- YOUR TASK
Repeat every record exactly, but keep images out of the copy.

BEGIN

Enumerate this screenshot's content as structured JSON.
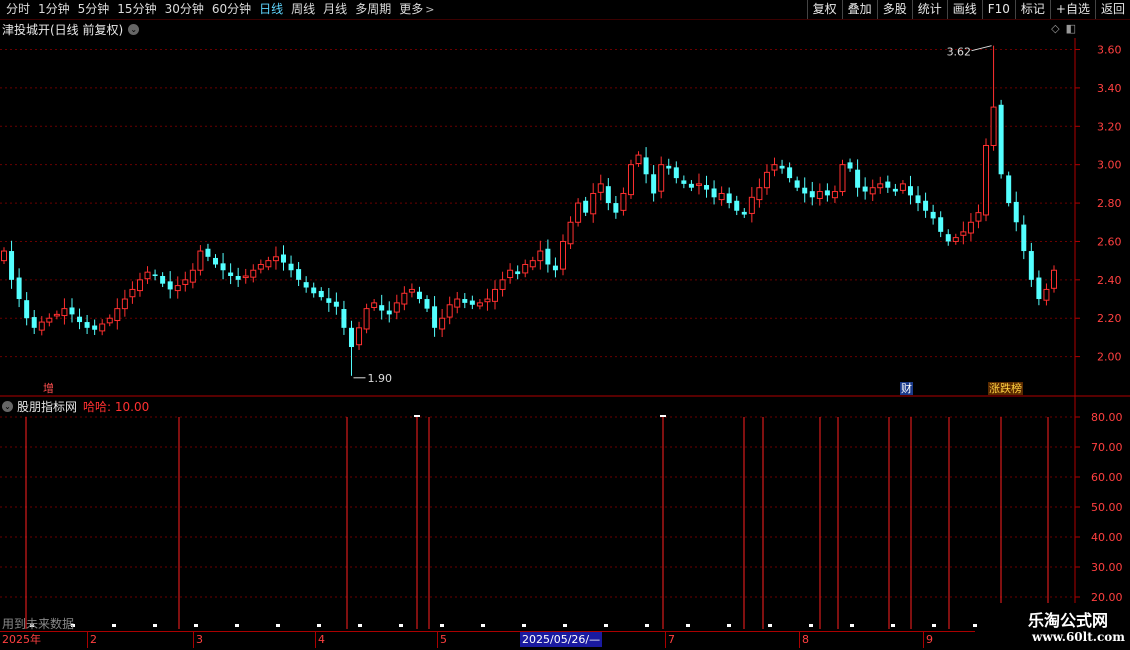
{
  "toolbar": {
    "periods": [
      "分时",
      "1分钟",
      "5分钟",
      "15分钟",
      "30分钟",
      "60分钟",
      "日线",
      "周线",
      "月线",
      "多周期"
    ],
    "active_period": "日线",
    "more_label": "更多",
    "right_buttons": [
      "复权",
      "叠加",
      "多股",
      "统计",
      "画线",
      "F10",
      "标记",
      "+自选",
      "返回"
    ]
  },
  "header": {
    "title": "津投城开(日线 前复权)"
  },
  "markers": {
    "zeng": "增",
    "cai": "财",
    "zhangdie": "涨跌榜"
  },
  "indicator": {
    "name": "股朋指标网",
    "value_text": "哈哈: 10.00"
  },
  "future_note": "用到未来数据",
  "dates": {
    "year": "2025年",
    "months": [
      "2",
      "3",
      "4",
      "5",
      "6",
      "7",
      "8",
      "9"
    ],
    "selected": "2025/05/26/—"
  },
  "watermark": {
    "line1": "乐淘公式网",
    "line2": "www.60lt.com"
  },
  "chart_data": {
    "type": "candlestick",
    "y_ticks": [
      "3.60",
      "3.40",
      "3.20",
      "3.00",
      "2.80",
      "2.60",
      "2.40",
      "2.20",
      "2.00"
    ],
    "ylim": [
      1.8,
      3.66
    ],
    "annotations": {
      "high_label": "3.62",
      "low_label": "1.90"
    },
    "up_color": "#ff3030",
    "down_color": "#54ffff",
    "closes": [
      2.55,
      2.4,
      2.3,
      2.2,
      2.15,
      2.18,
      2.2,
      2.22,
      2.25,
      2.22,
      2.18,
      2.15,
      2.14,
      2.17,
      2.2,
      2.25,
      2.3,
      2.35,
      2.4,
      2.44,
      2.42,
      2.38,
      2.35,
      2.37,
      2.4,
      2.45,
      2.55,
      2.52,
      2.48,
      2.45,
      2.42,
      2.4,
      2.42,
      2.45,
      2.48,
      2.5,
      2.52,
      2.49,
      2.45,
      2.4,
      2.36,
      2.33,
      2.31,
      2.28,
      2.26,
      2.15,
      2.05,
      2.15,
      2.25,
      2.28,
      2.24,
      2.22,
      2.28,
      2.33,
      2.35,
      2.3,
      2.25,
      2.15,
      2.2,
      2.27,
      2.3,
      2.28,
      2.27,
      2.28,
      2.3,
      2.35,
      2.4,
      2.45,
      2.43,
      2.48,
      2.5,
      2.55,
      2.48,
      2.45,
      2.6,
      2.7,
      2.8,
      2.75,
      2.85,
      2.9,
      2.8,
      2.75,
      2.85,
      3.0,
      3.05,
      2.95,
      2.85,
      3.0,
      2.98,
      2.93,
      2.9,
      2.88,
      2.9,
      2.87,
      2.83,
      2.85,
      2.8,
      2.76,
      2.74,
      2.83,
      2.88,
      2.96,
      3.0,
      2.98,
      2.93,
      2.88,
      2.85,
      2.83,
      2.86,
      2.84,
      2.86,
      3.0,
      2.98,
      2.88,
      2.86,
      2.88,
      2.9,
      2.88,
      2.86,
      2.9,
      2.84,
      2.8,
      2.76,
      2.72,
      2.65,
      2.6,
      2.62,
      2.65,
      2.7,
      2.75,
      3.1,
      3.3,
      2.95,
      2.8,
      2.7,
      2.55,
      2.4,
      2.3,
      2.35,
      2.45
    ]
  }
}
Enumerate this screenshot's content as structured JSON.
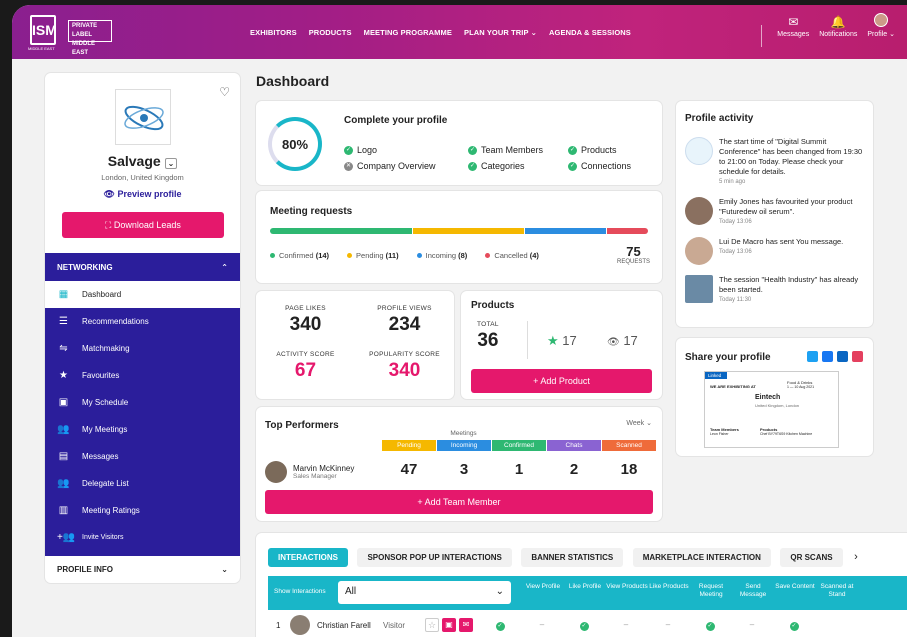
{
  "topbar": {
    "logo": "ISM",
    "logo_sub": "MIDDLE EAST",
    "logo2": "PRIVATE LABEL MIDDLE EAST",
    "nav": [
      "EXHIBITORS",
      "PRODUCTS",
      "MEETING PROGRAMME",
      "PLAN YOUR TRIP",
      "AGENDA & SESSIONS"
    ],
    "messages": "Messages",
    "notifications": "Notifications",
    "profile": "Profile"
  },
  "profile": {
    "name": "Salvage",
    "location": "London, United Kingdom",
    "preview": "Preview profile",
    "download": "Download Leads"
  },
  "menu": {
    "header": "NETWORKING",
    "items": [
      "Dashboard",
      "Recommendations",
      "Matchmaking",
      "Favourites",
      "My Schedule",
      "My Meetings",
      "Messages",
      "Delegate List",
      "Meeting Ratings",
      "Invite Visitors"
    ],
    "profile_info": "PROFILE INFO"
  },
  "page_title": "Dashboard",
  "complete": {
    "percent": "80%",
    "title": "Complete your profile",
    "items": [
      {
        "label": "Logo",
        "done": true
      },
      {
        "label": "Team Members",
        "done": true
      },
      {
        "label": "Products",
        "done": true
      },
      {
        "label": "Company Overview",
        "done": false
      },
      {
        "label": "Categories",
        "done": true
      },
      {
        "label": "Connections",
        "done": true
      }
    ]
  },
  "meetings": {
    "title": "Meeting requests",
    "confirmed_label": "Confirmed",
    "confirmed": "(14)",
    "pending_label": "Pending",
    "pending": "(11)",
    "incoming_label": "Incoming",
    "incoming": "(8)",
    "cancelled_label": "Cancelled",
    "cancelled": "(4)",
    "total": "75",
    "total_label": "REQUESTS",
    "colors": {
      "confirmed": "#2eb872",
      "pending": "#f5b800",
      "incoming": "#2b8de0",
      "cancelled": "#e54b5b"
    }
  },
  "stats": {
    "page_likes_label": "PAGE LIKES",
    "page_likes": "340",
    "profile_views_label": "PROFILE VIEWS",
    "profile_views": "234",
    "activity_label": "ACTIVITY SCORE",
    "activity": "67",
    "popularity_label": "POPULARITY SCORE",
    "popularity": "340"
  },
  "products": {
    "title": "Products",
    "total_label": "TOTAL",
    "total": "36",
    "stars": "17",
    "views": "17",
    "add": "+ Add Product"
  },
  "top": {
    "title": "Top Performers",
    "period": "Week",
    "meetings_label": "Meetings",
    "cols": [
      "Pending",
      "Incoming",
      "Confirmed",
      "Chats",
      "Scanned"
    ],
    "person": {
      "name": "Marvin McKinney",
      "role": "Sales Manager"
    },
    "values": [
      "47",
      "3",
      "1",
      "2",
      "18"
    ],
    "add": "+ Add Team Member"
  },
  "activity": {
    "title": "Profile activity",
    "items": [
      {
        "text": "The start time of \"Digital Summit Conference\" has been changed from 19:30 to 21:00 on Today. Please check your schedule for details.",
        "time": "5 min ago"
      },
      {
        "text": "Emily Jones has favourited your product \"Futuredew oil serum\".",
        "time": "Today 13:06"
      },
      {
        "text": "Lui De Macro has sent You message.",
        "time": "Today 13:06"
      },
      {
        "text": "The session \"Health Industry\" has already been started.",
        "time": "Today 11:30"
      }
    ]
  },
  "share": {
    "title": "Share your profile",
    "card": {
      "brand": "Linked",
      "exhibiting": "WE ARE EXHIBITING AT",
      "event": "Food & Drinks",
      "dates": "1 — 10 Aug 2021",
      "company": "Eintech",
      "company_loc": "United Kingdom, London",
      "team": "Team Members",
      "products": "Products",
      "person": "Leon Fisher",
      "product": "Chef BY79T6S9 Kitchen Machine"
    }
  },
  "tabs": [
    "INTERACTIONS",
    "SPONSOR POP UP INTERACTIONS",
    "BANNER STATISTICS",
    "MARKETPLACE INTERACTION",
    "QR SCANS"
  ],
  "interactions": {
    "show_label": "Show Interactions",
    "filter": "All",
    "cols": [
      "View Profile",
      "Like Profile",
      "View Products",
      "Like Products",
      "Request Meeting",
      "Send Message",
      "Save Content",
      "Scanned at Stand"
    ],
    "row": {
      "index": "1",
      "name": "Christian Farell",
      "type": "Visitor",
      "cells": [
        "ok",
        "–",
        "ok",
        "–",
        "–",
        "ok",
        "–",
        "ok"
      ]
    }
  }
}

END

- SOLUTION BELOW
Enumerate this screenshot's content as structured JSON.
{
  "toolbar": {
    "periods": [
      "分时",
      "1分钟",
      "5分钟",
      "15分钟",
      "30分钟",
      "60分钟",
      "日线",
      "周线",
      "月线",
      "多周期"
    ],
    "active_period": "日线",
    "more_label": "更多",
    "right_buttons": [
      "复权",
      "叠加",
      "多股",
      "统计",
      "画线",
      "F10",
      "标记",
      "+自选",
      "返回"
    ]
  },
  "header": {
    "title": "津投城开(日线 前复权)"
  },
  "markers": {
    "zeng": "增",
    "cai": "财",
    "zhangdie": "涨跌榜"
  },
  "indicator": {
    "name": "股朋指标网",
    "value_text": "哈哈: 10.00"
  },
  "future_note": "用到未来数据",
  "dates": {
    "year": "2025年",
    "months": [
      "2",
      "3",
      "4",
      "5",
      "6",
      "7",
      "8",
      "9"
    ],
    "selected": "2025/05/26/—"
  },
  "watermark": {
    "line1": "乐淘公式网",
    "line2": "www.60lt.com"
  },
  "chart_data": {
    "type": "candlestick",
    "y_ticks": [
      "3.60",
      "3.40",
      "3.20",
      "3.00",
      "2.80",
      "2.60",
      "2.40",
      "2.20",
      "2.00"
    ],
    "ylim": [
      1.8,
      3.66
    ],
    "annotations": {
      "high_label": "3.62",
      "low_label": "1.90"
    },
    "up_color": "#ff3030",
    "down_color": "#54ffff",
    "closes": [
      2.55,
      2.4,
      2.3,
      2.2,
      2.15,
      2.18,
      2.2,
      2.22,
      2.25,
      2.22,
      2.18,
      2.15,
      2.14,
      2.17,
      2.2,
      2.25,
      2.3,
      2.35,
      2.4,
      2.44,
      2.42,
      2.38,
      2.35,
      2.37,
      2.4,
      2.45,
      2.55,
      2.52,
      2.48,
      2.45,
      2.42,
      2.4,
      2.42,
      2.45,
      2.48,
      2.5,
      2.52,
      2.49,
      2.45,
      2.4,
      2.36,
      2.33,
      2.31,
      2.28,
      2.26,
      2.15,
      2.05,
      2.15,
      2.25,
      2.28,
      2.24,
      2.22,
      2.28,
      2.33,
      2.35,
      2.3,
      2.25,
      2.15,
      2.2,
      2.27,
      2.3,
      2.28,
      2.27,
      2.28,
      2.3,
      2.35,
      2.4,
      2.45,
      2.43,
      2.48,
      2.5,
      2.55,
      2.48,
      2.45,
      2.6,
      2.7,
      2.8,
      2.75,
      2.85,
      2.9,
      2.8,
      2.75,
      2.85,
      3.0,
      3.05,
      2.95,
      2.85,
      3.0,
      2.98,
      2.93,
      2.9,
      2.88,
      2.9,
      2.87,
      2.83,
      2.85,
      2.8,
      2.76,
      2.74,
      2.83,
      2.88,
      2.96,
      3.0,
      2.98,
      2.93,
      2.88,
      2.85,
      2.83,
      2.86,
      2.84,
      2.86,
      3.0,
      2.98,
      2.88,
      2.86,
      2.88,
      2.9,
      2.88,
      2.86,
      2.9,
      2.84,
      2.8,
      2.76,
      2.72,
      2.65,
      2.6,
      2.62,
      2.65,
      2.7,
      2.75,
      3.1,
      3.3,
      2.95,
      2.8,
      2.7,
      2.55,
      2.4,
      2.3,
      2.35,
      2.45
    ]
  }
}
Enumerate this screenshot's content as structured JSON.
{
  "topbar": {
    "logo": "ISM",
    "logo_sub": "MIDDLE EAST",
    "logo2": "PRIVATE LABEL MIDDLE EAST",
    "nav": [
      "EXHIBITORS",
      "PRODUCTS",
      "MEETING PROGRAMME",
      "PLAN YOUR TRIP",
      "AGENDA & SESSIONS"
    ],
    "messages": "Messages",
    "notifications": "Notifications",
    "profile": "Profile"
  },
  "profile": {
    "name": "Salvage",
    "location": "London, United Kingdom",
    "preview": "Preview profile",
    "download": "Download Leads"
  },
  "menu": {
    "header": "NETWORKING",
    "items": [
      "Dashboard",
      "Recommendations",
      "Matchmaking",
      "Favourites",
      "My Schedule",
      "My Meetings",
      "Messages",
      "Delegate List",
      "Meeting Ratings",
      "Invite Visitors"
    ],
    "profile_info": "PROFILE INFO"
  },
  "page_title": "Dashboard",
  "complete": {
    "percent": "80%",
    "title": "Complete your profile",
    "items": [
      {
        "label": "Logo",
        "done": true
      },
      {
        "label": "Team Members",
        "done": true
      },
      {
        "label": "Products",
        "done": true
      },
      {
        "label": "Company Overview",
        "done": false
      },
      {
        "label": "Categories",
        "done": true
      },
      {
        "label": "Connections",
        "done": true
      }
    ]
  },
  "meetings": {
    "title": "Meeting requests",
    "confirmed_label": "Confirmed",
    "confirmed": "(14)",
    "pending_label": "Pending",
    "pending": "(11)",
    "incoming_label": "Incoming",
    "incoming": "(8)",
    "cancelled_label": "Cancelled",
    "cancelled": "(4)",
    "total": "75",
    "total_label": "REQUESTS",
    "colors": {
      "confirmed": "#2eb872",
      "pending": "#f5b800",
      "incoming": "#2b8de0",
      "cancelled": "#e54b5b"
    }
  },
  "stats": {
    "page_likes_label": "PAGE LIKES",
    "page_likes": "340",
    "profile_views_label": "PROFILE VIEWS",
    "profile_views": "234",
    "activity_label": "ACTIVITY SCORE",
    "activity": "67",
    "popularity_label": "POPULARITY SCORE",
    "popularity": "340"
  },
  "products": {
    "title": "Products",
    "total_label": "TOTAL",
    "total": "36",
    "stars": "17",
    "views": "17",
    "add": "+ Add Product"
  },
  "top": {
    "title": "Top Performers",
    "period": "Week",
    "meetings_label": "Meetings",
    "cols": [
      "Pending",
      "Incoming",
      "Confirmed",
      "Chats",
      "Scanned"
    ],
    "person": {
      "name": "Marvin McKinney",
      "role": "Sales Manager"
    },
    "values": [
      "47",
      "3",
      "1",
      "2",
      "18"
    ],
    "add": "+ Add Team Member"
  },
  "activity": {
    "title": "Profile activity",
    "items": [
      {
        "text": "The start time of \"Digital Summit Conference\" has been changed from 19:30 to 21:00 on Today. Please check your schedule for details.",
        "time": "5 min ago"
      },
      {
        "text": "Emily Jones has favourited your product \"Futuredew oil serum\".",
        "time": "Today 13:06"
      },
      {
        "text": "Lui De Macro has sent You message.",
        "time": "Today 13:06"
      },
      {
        "text": "The session \"Health Industry\" has already been started.",
        "time": "Today 11:30"
      }
    ]
  },
  "share": {
    "title": "Share your profile",
    "card": {
      "brand": "Linked",
      "exhibiting": "WE ARE EXHIBITING AT",
      "event": "Food & Drinks",
      "dates": "1 — 10 Aug 2021",
      "company": "Eintech",
      "company_loc": "United Kingdom, London",
      "team": "Team Members",
      "products": "Products",
      "person": "Leon Fisher",
      "product": "Chef BY79T6S9 Kitchen Machine"
    }
  },
  "tabs": [
    "INTERACTIONS",
    "SPONSOR POP UP INTERACTIONS",
    "BANNER STATISTICS",
    "MARKETPLACE INTERACTION",
    "QR SCANS"
  ],
  "interactions": {
    "show_label": "Show Interactions",
    "filter": "All",
    "cols": [
      "View Profile",
      "Like Profile",
      "View Products",
      "Like Products",
      "Request Meeting",
      "Send Message",
      "Save Content",
      "Scanned at Stand"
    ],
    "row": {
      "index": "1",
      "name": "Christian Farell",
      "type": "Visitor",
      "cells": [
        "ok",
        "–",
        "ok",
        "–",
        "–",
        "ok",
        "–",
        "ok"
      ]
    }
  }
}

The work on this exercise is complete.